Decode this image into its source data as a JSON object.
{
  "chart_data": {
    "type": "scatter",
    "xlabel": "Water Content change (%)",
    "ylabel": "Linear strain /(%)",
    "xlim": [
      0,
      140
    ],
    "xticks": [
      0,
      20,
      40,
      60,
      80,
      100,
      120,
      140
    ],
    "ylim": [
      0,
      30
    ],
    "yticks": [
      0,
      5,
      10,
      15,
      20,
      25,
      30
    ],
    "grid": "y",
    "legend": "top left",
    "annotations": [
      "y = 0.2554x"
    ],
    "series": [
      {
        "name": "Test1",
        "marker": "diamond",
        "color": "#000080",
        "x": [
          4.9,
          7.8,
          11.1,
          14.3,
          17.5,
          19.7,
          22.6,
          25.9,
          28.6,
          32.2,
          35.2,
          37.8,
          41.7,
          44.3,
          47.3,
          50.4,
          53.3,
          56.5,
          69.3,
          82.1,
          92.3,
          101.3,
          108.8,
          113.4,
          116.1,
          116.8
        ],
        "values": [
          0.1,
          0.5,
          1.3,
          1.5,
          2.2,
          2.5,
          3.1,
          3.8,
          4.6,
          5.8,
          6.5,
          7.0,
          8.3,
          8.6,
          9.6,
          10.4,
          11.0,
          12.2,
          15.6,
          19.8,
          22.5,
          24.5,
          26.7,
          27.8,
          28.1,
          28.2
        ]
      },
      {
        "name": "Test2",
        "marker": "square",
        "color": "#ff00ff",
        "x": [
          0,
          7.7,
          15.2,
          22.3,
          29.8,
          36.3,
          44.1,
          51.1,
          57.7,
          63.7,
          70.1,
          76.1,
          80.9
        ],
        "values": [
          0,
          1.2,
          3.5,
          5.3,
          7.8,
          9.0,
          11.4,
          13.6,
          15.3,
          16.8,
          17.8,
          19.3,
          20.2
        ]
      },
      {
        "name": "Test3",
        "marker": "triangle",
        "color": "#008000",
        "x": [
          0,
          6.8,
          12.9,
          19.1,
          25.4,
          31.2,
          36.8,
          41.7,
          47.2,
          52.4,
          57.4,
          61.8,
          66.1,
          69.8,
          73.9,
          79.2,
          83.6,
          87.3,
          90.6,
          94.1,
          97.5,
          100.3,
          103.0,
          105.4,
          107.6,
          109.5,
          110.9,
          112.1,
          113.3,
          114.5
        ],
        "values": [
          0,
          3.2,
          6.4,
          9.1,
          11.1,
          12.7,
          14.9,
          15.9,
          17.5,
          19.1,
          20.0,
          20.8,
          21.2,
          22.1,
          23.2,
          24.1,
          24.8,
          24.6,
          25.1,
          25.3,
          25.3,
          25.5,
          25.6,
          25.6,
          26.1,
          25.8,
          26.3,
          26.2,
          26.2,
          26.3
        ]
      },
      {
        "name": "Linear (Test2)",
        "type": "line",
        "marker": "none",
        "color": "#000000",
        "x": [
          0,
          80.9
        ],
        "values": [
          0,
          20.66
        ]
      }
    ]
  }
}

* * *

> **Objective**: Every record shown above must be echoed exactly.

> **Response to this task**:
Decode this image into its source data as a JSON object.
{
  "chart_data": {
    "type": "scatter",
    "xlabel": "Water Content change (%)",
    "ylabel": "Linear strain /(%)",
    "xlim": [
      0,
      140
    ],
    "xticks": [
      0,
      20,
      40,
      60,
      80,
      100,
      120,
      140
    ],
    "ylim": [
      0,
      30
    ],
    "yticks": [
      0,
      5,
      10,
      15,
      20,
      25,
      30
    ],
    "grid": "y",
    "legend": "top left",
    "annotations": [
      "y = 0.2554x"
    ],
    "series": [
      {
        "name": "Test1",
        "marker": "diamond",
        "color": "#000080",
        "x": [
          4.9,
          7.8,
          11.1,
          14.3,
          17.5,
          19.7,
          22.6,
          25.9,
          28.6,
          32.2,
          35.2,
          37.8,
          41.7,
          44.3,
          47.3,
          50.4,
          53.3,
          56.5,
          69.3,
          82.1,
          92.3,
          101.3,
          108.8,
          113.4,
          116.1,
          116.8
        ],
        "values": [
          0.1,
          0.5,
          1.3,
          1.5,
          2.2,
          2.5,
          3.1,
          3.8,
          4.6,
          5.8,
          6.5,
          7.0,
          8.3,
          8.6,
          9.6,
          10.4,
          11.0,
          12.2,
          15.6,
          19.8,
          22.5,
          24.5,
          26.7,
          27.8,
          28.1,
          28.2
        ]
      },
      {
        "name": "Test2",
        "marker": "square",
        "color": "#ff00ff",
        "x": [
          0,
          7.7,
          15.2,
          22.3,
          29.8,
          36.3,
          44.1,
          51.1,
          57.7,
          63.7,
          70.1,
          76.1,
          80.9
        ],
        "values": [
          0,
          1.2,
          3.5,
          5.3,
          7.8,
          9.0,
          11.4,
          13.6,
          15.3,
          16.8,
          17.8,
          19.3,
          20.2
        ]
      },
      {
        "name": "Test3",
        "marker": "triangle",
        "color": "#008000",
        "x": [
          0,
          6.8,
          12.9,
          19.1,
          25.4,
          31.2,
          36.8,
          41.7,
          47.2,
          52.4,
          57.4,
          61.8,
          66.1,
          69.8,
          73.9,
          79.2,
          83.6,
          87.3,
          90.6,
          94.1,
          97.5,
          100.3,
          103.0,
          105.4,
          107.6,
          109.5,
          110.9,
          112.1,
          113.3,
          114.5
        ],
        "values": [
          0,
          3.2,
          6.4,
          9.1,
          11.1,
          12.7,
          14.9,
          15.9,
          17.5,
          19.1,
          20.0,
          20.8,
          21.2,
          22.1,
          23.2,
          24.1,
          24.8,
          24.6,
          25.1,
          25.3,
          25.3,
          25.5,
          25.6,
          25.6,
          26.1,
          25.8,
          26.3,
          26.2,
          26.2,
          26.3
        ]
      },
      {
        "name": "Linear (Test2)",
        "type": "line",
        "marker": "none",
        "color": "#000000",
        "x": [
          0,
          80.9
        ],
        "values": [
          0,
          20.66
        ]
      }
    ]
  }
}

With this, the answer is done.